## [AIM OF THE TASK]
Starting at the line that contains "Extract the chart's", write out every line through the last one in the records below, word for word. Leave out any pictures.

▬▬▬▬▬▬

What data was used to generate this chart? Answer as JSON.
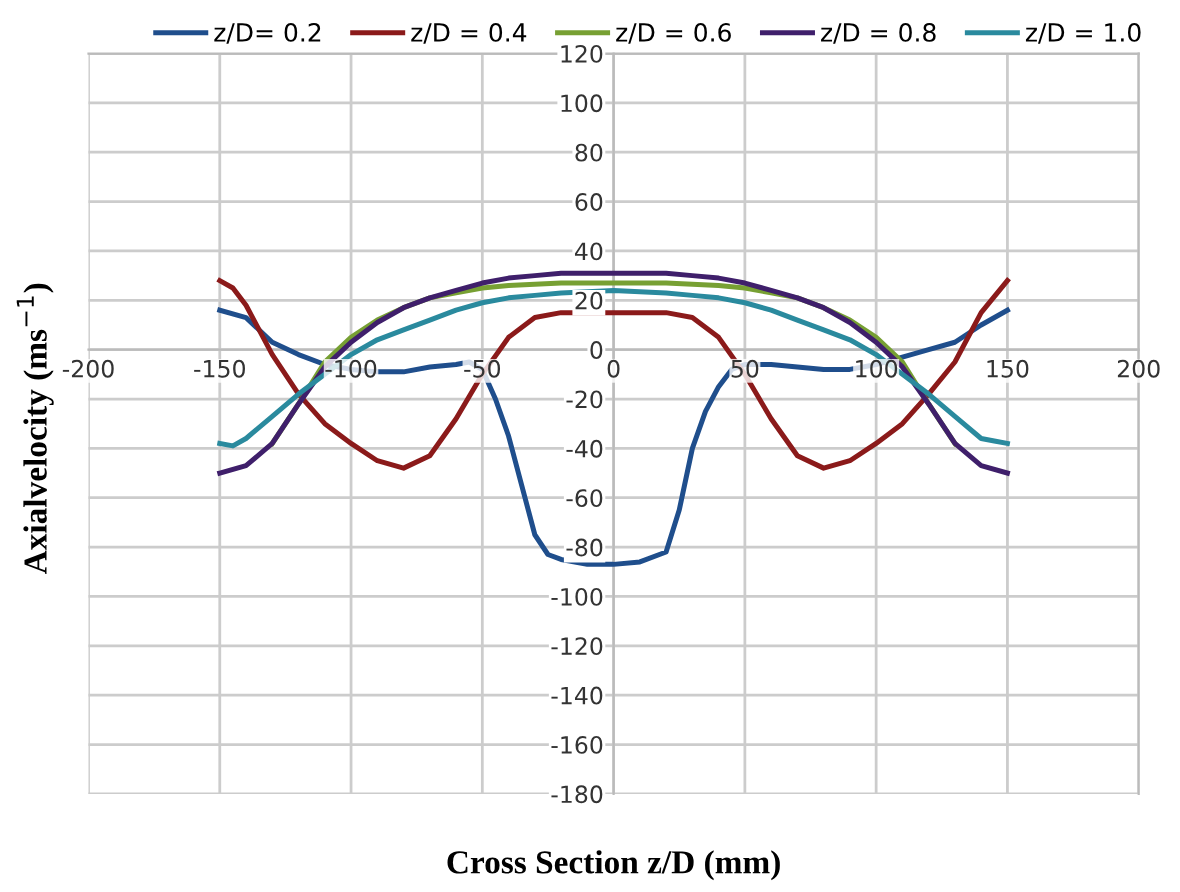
{
  "chart_data": {
    "type": "line",
    "xlabel": "Cross Section z/D (mm)",
    "ylabel": "Axialvelocity (ms$^{−1}$)",
    "xlim": [
      -200,
      200
    ],
    "xticks": [
      -200,
      -150,
      -100,
      -50,
      0,
      50,
      100,
      150,
      200
    ],
    "ylim": [
      -180,
      120
    ],
    "yticks": [
      -180,
      -160,
      -140,
      -120,
      -100,
      -80,
      -60,
      -40,
      -20,
      0,
      20,
      40,
      60,
      80,
      100,
      120
    ],
    "grid": true,
    "legend": "top",
    "marker": "none",
    "line_style": "solid",
    "series": [
      {
        "name": "z/D= 0.2",
        "color": "#1f4e8c",
        "x": [
          -150,
          -140,
          -130,
          -120,
          -110,
          -100,
          -90,
          -80,
          -70,
          -60,
          -55,
          -50,
          -45,
          -40,
          -35,
          -30,
          -25,
          -20,
          -10,
          0,
          10,
          20,
          25,
          30,
          35,
          40,
          45,
          50,
          60,
          70,
          80,
          90,
          100,
          110,
          120,
          130,
          140,
          150
        ],
        "values": [
          16,
          13,
          3,
          -2,
          -6,
          -8,
          -9,
          -9,
          -7,
          -6,
          -5,
          -8,
          -20,
          -35,
          -55,
          -75,
          -83,
          -85,
          -87,
          -87,
          -86,
          -82,
          -65,
          -40,
          -25,
          -15,
          -8,
          -6,
          -6,
          -7,
          -8,
          -8,
          -6,
          -3,
          0,
          3,
          10,
          16
        ]
      },
      {
        "name": "z/D = 0.4",
        "color": "#8b1a1a",
        "x": [
          -150,
          -145,
          -140,
          -130,
          -120,
          -110,
          -100,
          -90,
          -80,
          -70,
          -60,
          -50,
          -40,
          -30,
          -20,
          0,
          20,
          30,
          40,
          50,
          60,
          70,
          80,
          90,
          100,
          110,
          120,
          130,
          140,
          150
        ],
        "values": [
          28,
          25,
          18,
          -2,
          -18,
          -30,
          -38,
          -45,
          -48,
          -43,
          -28,
          -10,
          5,
          13,
          15,
          15,
          15,
          13,
          5,
          -10,
          -28,
          -43,
          -48,
          -45,
          -38,
          -30,
          -18,
          -5,
          15,
          28
        ]
      },
      {
        "name": "z/D = 0.6",
        "color": "#77a033",
        "x": [
          -130,
          -120,
          -110,
          -100,
          -90,
          -80,
          -70,
          -60,
          -50,
          -40,
          -20,
          0,
          20,
          40,
          50,
          60,
          70,
          80,
          90,
          100,
          110,
          120,
          130
        ],
        "values": [
          -38,
          -22,
          -5,
          5,
          12,
          17,
          21,
          23,
          25,
          26,
          27,
          27,
          27,
          26,
          25,
          23,
          21,
          17,
          12,
          5,
          -5,
          -22,
          -38
        ]
      },
      {
        "name": "z/D = 0.8",
        "color": "#3f1f6b",
        "x": [
          -150,
          -140,
          -130,
          -120,
          -110,
          -100,
          -90,
          -80,
          -70,
          -60,
          -50,
          -40,
          -30,
          -20,
          0,
          20,
          30,
          40,
          50,
          60,
          70,
          80,
          90,
          100,
          110,
          120,
          130,
          140,
          150
        ],
        "values": [
          -50,
          -47,
          -38,
          -22,
          -7,
          3,
          11,
          17,
          21,
          24,
          27,
          29,
          30,
          31,
          31,
          31,
          30,
          29,
          27,
          24,
          21,
          17,
          11,
          3,
          -7,
          -22,
          -38,
          -47,
          -50
        ]
      },
      {
        "name": "z/D = 1.0",
        "color": "#2a8a9e",
        "x": [
          -150,
          -145,
          -140,
          -130,
          -120,
          -110,
          -100,
          -90,
          -80,
          -70,
          -60,
          -50,
          -40,
          -30,
          -20,
          0,
          20,
          30,
          40,
          50,
          60,
          70,
          80,
          90,
          100,
          110,
          120,
          130,
          140,
          145,
          150
        ],
        "values": [
          -38,
          -39,
          -36,
          -27,
          -18,
          -10,
          -2,
          4,
          8,
          12,
          16,
          19,
          21,
          22,
          23,
          24,
          23,
          22,
          21,
          19,
          16,
          12,
          8,
          4,
          -2,
          -10,
          -18,
          -27,
          -36,
          -37,
          -38
        ]
      }
    ]
  }
}
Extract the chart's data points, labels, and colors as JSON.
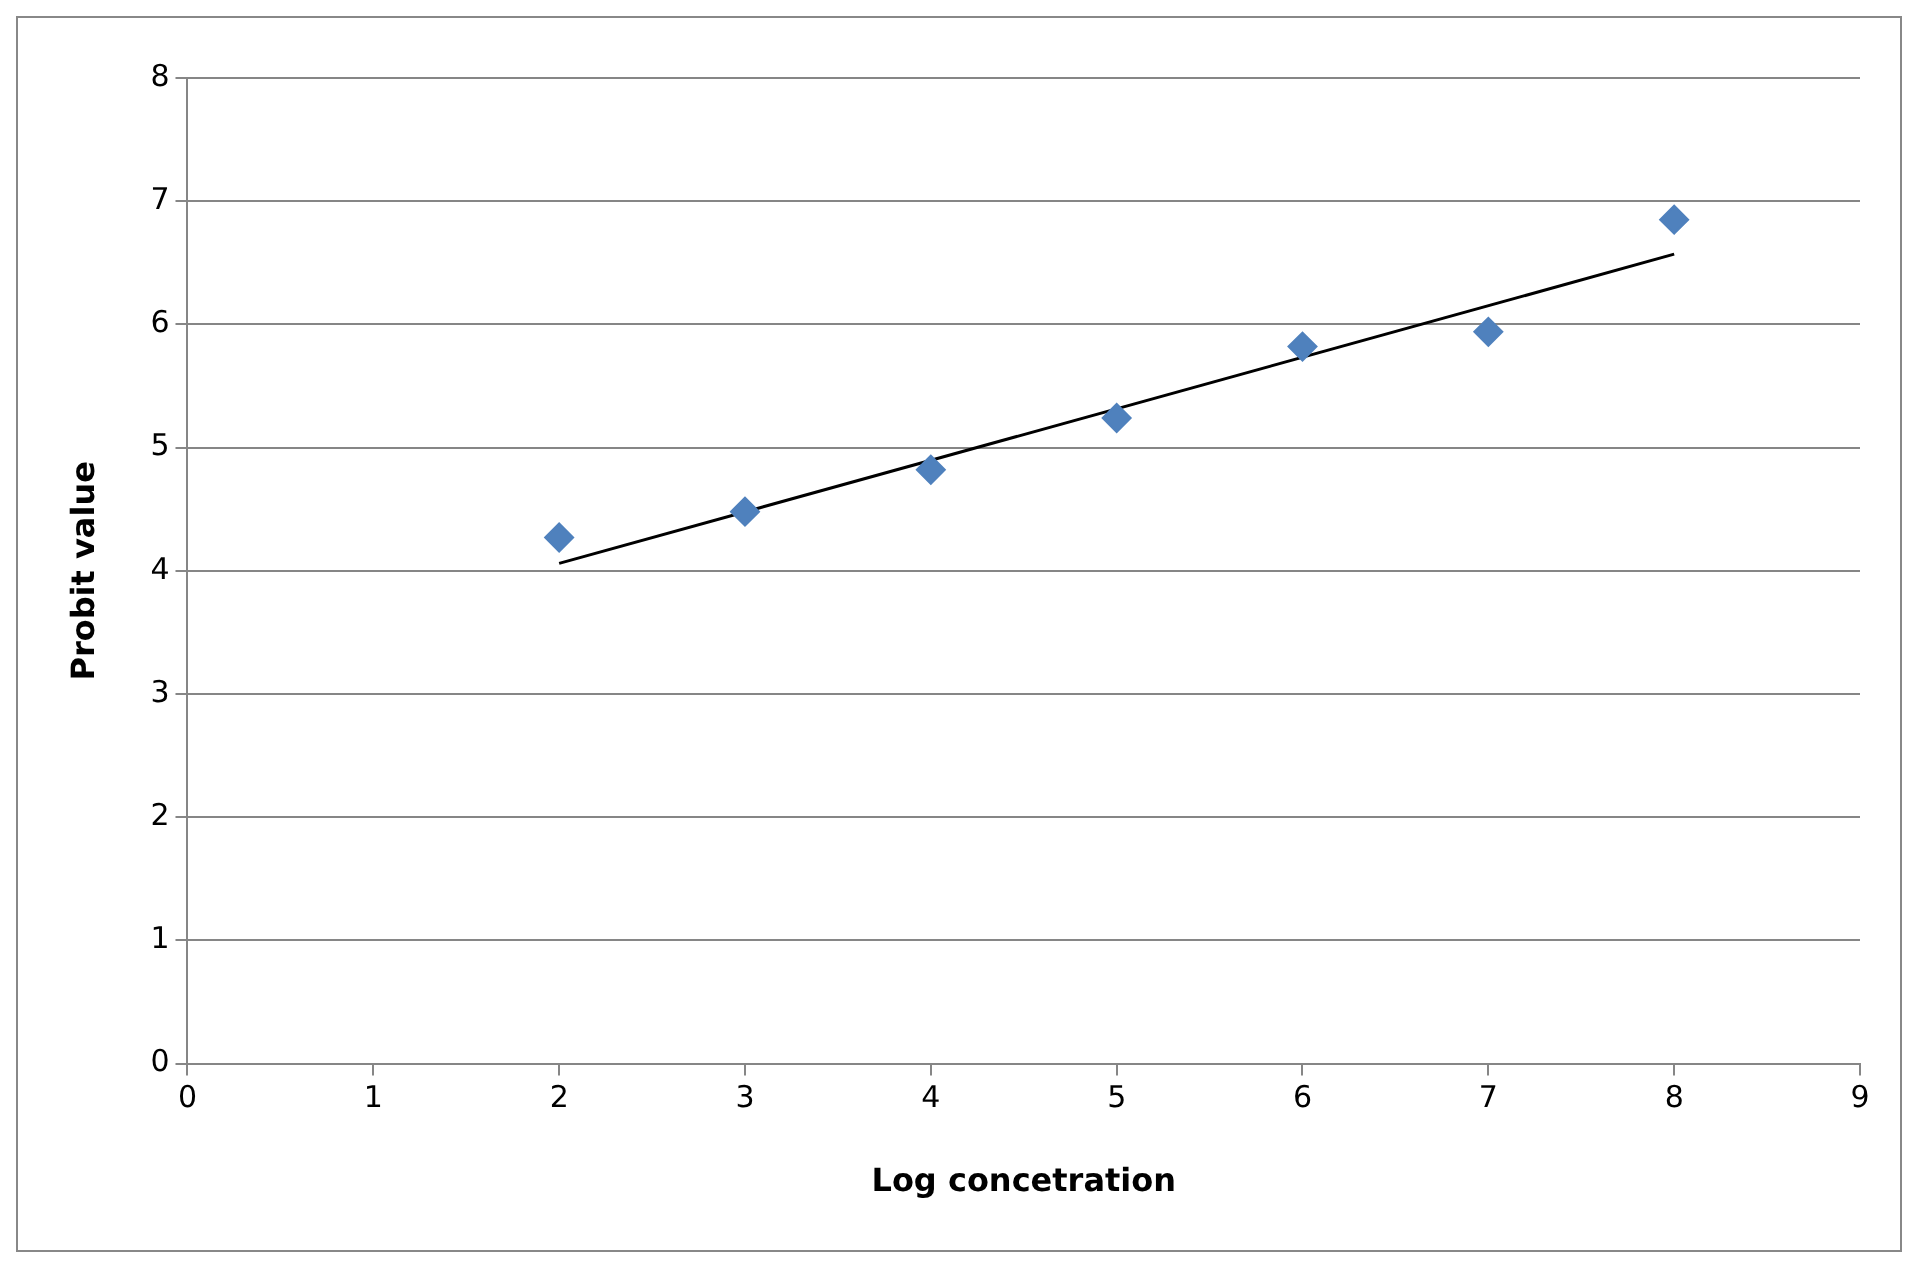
{
  "chart_data": {
    "type": "scatter",
    "xlabel": "Log concetration",
    "ylabel": "Probit value",
    "xlim": [
      0,
      9
    ],
    "xticks": [
      0,
      1,
      2,
      3,
      4,
      5,
      6,
      7,
      8,
      9
    ],
    "ylim": [
      0,
      8
    ],
    "yticks": [
      0,
      1,
      2,
      3,
      4,
      5,
      6,
      7,
      8
    ],
    "grid": "y",
    "legend": false,
    "marker": "diamond",
    "series": [
      {
        "color": "#4f81bd",
        "x": [
          2,
          3,
          4,
          5,
          6,
          7,
          8
        ],
        "values": [
          4.27,
          4.48,
          4.82,
          5.24,
          5.82,
          5.94,
          6.85
        ]
      },
      {
        "type": "line",
        "color": "#000000",
        "marker": "none",
        "line_style": "solid",
        "x": [
          2,
          8
        ],
        "values": [
          4.06,
          6.57
        ]
      }
    ]
  }
}
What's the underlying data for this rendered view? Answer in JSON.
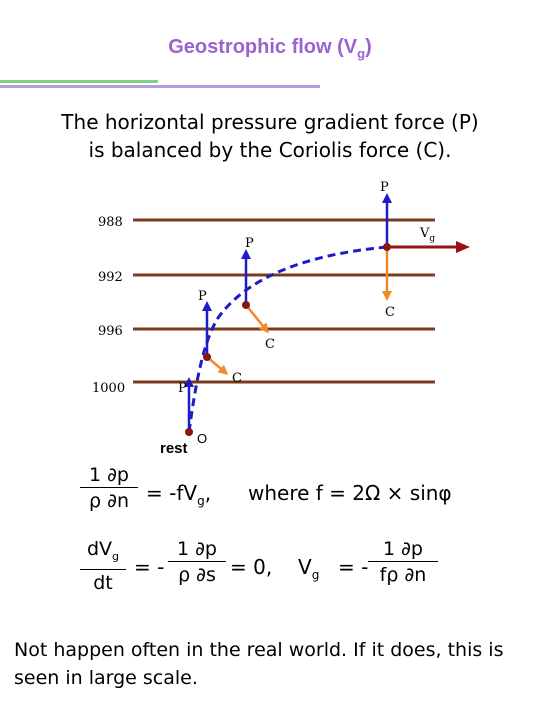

▬▬▬▬▬▬

## [COMPLETED EXERCISE]
Extract the chart's data points, labels, and colors as JSON.
{
  "chart_data": {
    "type": "scatter",
    "xlabel": "Log concetration",
    "ylabel": "Probit value",
    "xlim": [
      0,
      9
    ],
    "xticks": [
      0,
      1,
      2,
      3,
      4,
      5,
      6,
      7,
      8,
      9
    ],
    "ylim": [
      0,
      8
    ],
    "yticks": [
      0,
      1,
      2,
      3,
      4,
      5,
      6,
      7,
      8
    ],
    "grid": "y",
    "legend": false,
    "marker": "diamond",
    "series": [
      {
        "color": "#4f81bd",
        "x": [
          2,
          3,
          4,
          5,
          6,
          7,
          8
        ],
        "values": [
          4.27,
          4.48,
          4.82,
          5.24,
          5.82,
          5.94,
          6.85
        ]
      },
      {
        "type": "line",
        "color": "#000000",
        "marker": "none",
        "line_style": "solid",
        "x": [
          2,
          8
        ],
        "values": [
          4.06,
          6.57
        ]
      }
    ]
  }
}
What's the underlying data for this rendered view? Answer in JSON.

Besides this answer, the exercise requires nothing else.